### PASSAGE TO READ
Discussion: Strict maps

Edward Kmett ekmett at gmail.com
Mon Nov 24 17:57:45 UTC 2014


There also is the minor technical point that when 'properly strict' in the
element you can't actually pass the laws for Functor and Traversable.

Mind you, I'm not terribly consistent on that point, as linear actually
works strict in the elements right now, after I yielded to persistent user
pressure. So I am very much being a hypocrite here. ;)

I personally have no problem with the status quo, and have a lot of code
that would break with a naive change for whatever that is worth.

-Edward

On Mon, Nov 24, 2014 at 12:36 PM, Milan Straka <fox at ucw.cz> wrote:

> Hi all,
>
> here is the discussion that initiated the Lazy and Strict versions:
> https://www.haskell.org/pipermail/libraries/2011-May/016362.html
>
> What follows is only my own interpretation of the discussion, please
> feel to reed it by yourselves. There were few people discussing, but
> I feel that avoiding the distinction on a type level was quite
> supported. I advocated the idea that strictness is not a property of the
> map itself, but a property of how you work with the map. The flexibility
> of one data type at the expense of some static checking was mentioned.
>
> Note that if strictness is encoded on the type level, it is part of an
> API -- for example, a JSON parser might advertise that it returns the
> results in a "strict" map and cannot change this (as I see an internal
> implementation issue) without changing the API.
>
> One of the biggest downsides of Data.Map.Lazy and Data.Map.Strict is
> that they have one set of instances. That is a general issue of Haskell
> class system -- when you sort a list of Ints, it is complicated to use
> other that default 'Ord' instance. You can have a newtype with other
> 'Ord' instance, and you have to coerce the list of Ints to be a list of
> OtherInts, and then back to list of Ints after sorting. As the list of
> OtherInts cannot be passed directly to a method consuming a list of
> Ints, it usually has to be converted back immediately. (However, in this
> case the OtherInt may inherit the Num instance, so it can be passed to
> a method requiring a list of Num; but it would not be the case if we
> started with a list of Strings.)

### WORK ITEM A
In the strict maps discussion, what does Milan Straka call one of the biggest downsides of Data.Map.Lazy and Data.Map.Strict?
### WORK ITEM B
Write the next part of the strict maps discussion, picking up after its last sentence.

### EXTRACTED ENTRIES
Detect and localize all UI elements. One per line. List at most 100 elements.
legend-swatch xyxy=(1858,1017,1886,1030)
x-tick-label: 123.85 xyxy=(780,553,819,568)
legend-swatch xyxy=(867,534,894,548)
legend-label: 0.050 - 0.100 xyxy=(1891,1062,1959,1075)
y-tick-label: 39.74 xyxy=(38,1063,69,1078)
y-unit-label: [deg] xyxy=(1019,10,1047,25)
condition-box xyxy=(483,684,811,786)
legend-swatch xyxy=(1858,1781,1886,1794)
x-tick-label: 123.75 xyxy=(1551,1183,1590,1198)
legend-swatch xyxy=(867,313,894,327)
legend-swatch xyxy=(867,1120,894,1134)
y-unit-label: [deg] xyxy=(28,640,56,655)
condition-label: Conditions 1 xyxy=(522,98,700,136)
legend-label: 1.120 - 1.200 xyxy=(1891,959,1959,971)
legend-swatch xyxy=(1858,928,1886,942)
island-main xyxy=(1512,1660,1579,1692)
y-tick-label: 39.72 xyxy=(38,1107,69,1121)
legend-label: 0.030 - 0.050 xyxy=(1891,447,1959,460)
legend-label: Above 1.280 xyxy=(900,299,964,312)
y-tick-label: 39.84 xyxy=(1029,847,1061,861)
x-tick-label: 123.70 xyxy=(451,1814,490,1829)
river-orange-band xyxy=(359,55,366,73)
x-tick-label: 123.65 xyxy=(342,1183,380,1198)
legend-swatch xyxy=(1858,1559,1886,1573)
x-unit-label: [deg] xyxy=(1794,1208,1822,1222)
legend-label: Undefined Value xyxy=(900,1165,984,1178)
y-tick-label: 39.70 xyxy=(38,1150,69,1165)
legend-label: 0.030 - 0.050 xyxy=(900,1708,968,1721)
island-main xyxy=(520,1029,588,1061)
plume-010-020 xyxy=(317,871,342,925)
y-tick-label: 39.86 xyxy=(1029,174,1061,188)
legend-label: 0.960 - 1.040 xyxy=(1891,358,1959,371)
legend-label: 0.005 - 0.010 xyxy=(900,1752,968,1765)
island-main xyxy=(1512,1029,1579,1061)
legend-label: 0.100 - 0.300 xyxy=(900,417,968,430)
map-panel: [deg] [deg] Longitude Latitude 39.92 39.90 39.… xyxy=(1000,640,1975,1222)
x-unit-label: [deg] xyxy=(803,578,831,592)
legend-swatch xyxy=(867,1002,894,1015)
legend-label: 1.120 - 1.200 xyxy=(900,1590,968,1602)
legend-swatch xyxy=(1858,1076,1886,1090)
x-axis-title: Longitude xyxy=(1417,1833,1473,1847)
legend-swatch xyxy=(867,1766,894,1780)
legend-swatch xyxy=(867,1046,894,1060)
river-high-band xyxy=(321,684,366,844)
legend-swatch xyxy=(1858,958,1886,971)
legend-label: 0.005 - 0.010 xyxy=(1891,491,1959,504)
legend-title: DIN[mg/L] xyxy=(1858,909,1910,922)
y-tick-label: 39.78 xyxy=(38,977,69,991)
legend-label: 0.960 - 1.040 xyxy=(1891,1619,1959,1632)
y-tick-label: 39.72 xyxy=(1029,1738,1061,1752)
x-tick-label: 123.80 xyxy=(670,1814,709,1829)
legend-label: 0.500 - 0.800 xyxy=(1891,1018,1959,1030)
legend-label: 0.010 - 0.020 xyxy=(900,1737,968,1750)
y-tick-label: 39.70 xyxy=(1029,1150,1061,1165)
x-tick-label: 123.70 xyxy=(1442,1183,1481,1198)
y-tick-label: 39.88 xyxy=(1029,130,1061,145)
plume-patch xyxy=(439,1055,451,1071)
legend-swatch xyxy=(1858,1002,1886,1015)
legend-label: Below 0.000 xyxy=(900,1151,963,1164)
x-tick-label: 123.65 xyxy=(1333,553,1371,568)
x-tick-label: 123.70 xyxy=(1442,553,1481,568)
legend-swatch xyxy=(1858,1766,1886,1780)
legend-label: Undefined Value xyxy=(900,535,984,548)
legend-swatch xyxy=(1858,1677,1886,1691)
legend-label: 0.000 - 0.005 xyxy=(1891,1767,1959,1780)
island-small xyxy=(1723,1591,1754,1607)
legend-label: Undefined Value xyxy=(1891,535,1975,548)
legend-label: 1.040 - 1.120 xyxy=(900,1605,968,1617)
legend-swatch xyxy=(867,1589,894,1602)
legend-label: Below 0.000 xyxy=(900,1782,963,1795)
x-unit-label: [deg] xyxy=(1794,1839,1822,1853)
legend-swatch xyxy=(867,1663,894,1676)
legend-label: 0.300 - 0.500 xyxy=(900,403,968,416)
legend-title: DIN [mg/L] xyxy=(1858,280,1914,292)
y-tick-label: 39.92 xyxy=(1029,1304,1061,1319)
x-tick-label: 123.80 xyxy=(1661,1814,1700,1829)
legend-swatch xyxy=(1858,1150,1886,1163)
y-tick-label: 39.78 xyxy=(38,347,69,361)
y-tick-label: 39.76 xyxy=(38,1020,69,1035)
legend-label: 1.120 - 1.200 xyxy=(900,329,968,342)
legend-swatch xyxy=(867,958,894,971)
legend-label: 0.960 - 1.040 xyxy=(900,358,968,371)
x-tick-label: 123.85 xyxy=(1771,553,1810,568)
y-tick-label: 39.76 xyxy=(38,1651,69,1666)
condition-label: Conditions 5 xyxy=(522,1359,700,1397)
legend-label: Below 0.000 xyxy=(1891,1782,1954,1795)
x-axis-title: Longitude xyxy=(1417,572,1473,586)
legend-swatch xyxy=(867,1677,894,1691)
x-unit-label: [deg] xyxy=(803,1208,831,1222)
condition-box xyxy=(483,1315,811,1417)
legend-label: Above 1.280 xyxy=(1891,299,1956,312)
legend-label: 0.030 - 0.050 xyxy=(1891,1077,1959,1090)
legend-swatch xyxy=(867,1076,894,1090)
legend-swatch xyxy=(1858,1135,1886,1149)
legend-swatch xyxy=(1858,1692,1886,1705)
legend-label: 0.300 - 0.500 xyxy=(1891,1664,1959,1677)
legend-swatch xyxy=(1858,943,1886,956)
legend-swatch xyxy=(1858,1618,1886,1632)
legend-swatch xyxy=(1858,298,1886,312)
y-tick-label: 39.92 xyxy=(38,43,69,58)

### ANSWER BOX A
They have one set of instances.

### ANSWER BOX B
>
> We probably need newtypes for strict Map and strict IntMap, so that we
> have instances like Traversable for strict containers. I am nevertheless
> not sure that methods like Data.Map.Strict.insert should use them.
> Personally, instead of saying ``this map is a strict one'' I like to say
> ``I want a strict instance of this map'', even though it is a bit clumsy
> with Haskell syntax.
>
> Cheers,
> Milan Straka
>
> > -----Original message-----
> > From: David Feuer <david.feuer at gmail.com>
> > Sent: 24 Nov 2014, 11:42
> >
> > The containers package has Data.Map.Strict and Data.IntMap.Strict,
> offering
> > functions for handling maps that are strict in the values stored. But
> these
> > modules are lies, as comments in the source explain:
> >
> > -- API of this module is strict in the keys, but lazy in the values.
> > -- If you need value-strict maps, use "Data.Map.Strict" instead.
> > -- The 'Map' type itself is shared between the lazy and strict modules,
> > -- meaning that the same 'Map' value can be passed to functions in
> > -- both modules (although that is rarely needed).
> >
> > -- Be aware that the 'Functor', 'Traversable' and 'Data' instances
> > -- are the same as for the "Data.Map.Lazy" module, so if they are used
> > -- on strict maps, the resulting maps will be lazy.
> >
> > Yuck. This is not nice. Clearly, the current interfaces need to stay
> around
> > for compatibility, but I think we should add some unbroken ones too.
> There
> > are two and a half sane ways to do this:
> >
> > 1. Make strict types that just wrap the lazy ones in newtype wrappers.
> The
> > benefits: a) They can reuse all the code from Data.Map.Strict or
> > Data.IntMap.Strict, producing tiny little wrapper modules. b) They can
> > support cheap strictToLazy and unsafeLazyToStrict operations (newtype
> > unwrappers/wrappers). c) They support lazyToStrict operations with no
> > significant new code (reusing the NFData code).
> >
> > 2. Make entirely separate strict types. The benefits: a) The code
> > implementing them does not have to be careful to force everything as it
> > goes in, so the strictness is maintained automatically; changes to the
> code
> > don't need careful strictness auditing. b) Values only need to be forced
> on
> > insertion, and GHC should be able to recognize that returned values will
> > have been forced. This should speed things up when lookups are common and
> > updates are rare. c) There may (I'm not sure) be more opportunities for
> GHC
> > to unbox values when their types are known.
> >
> > 2.5. Do both of the above.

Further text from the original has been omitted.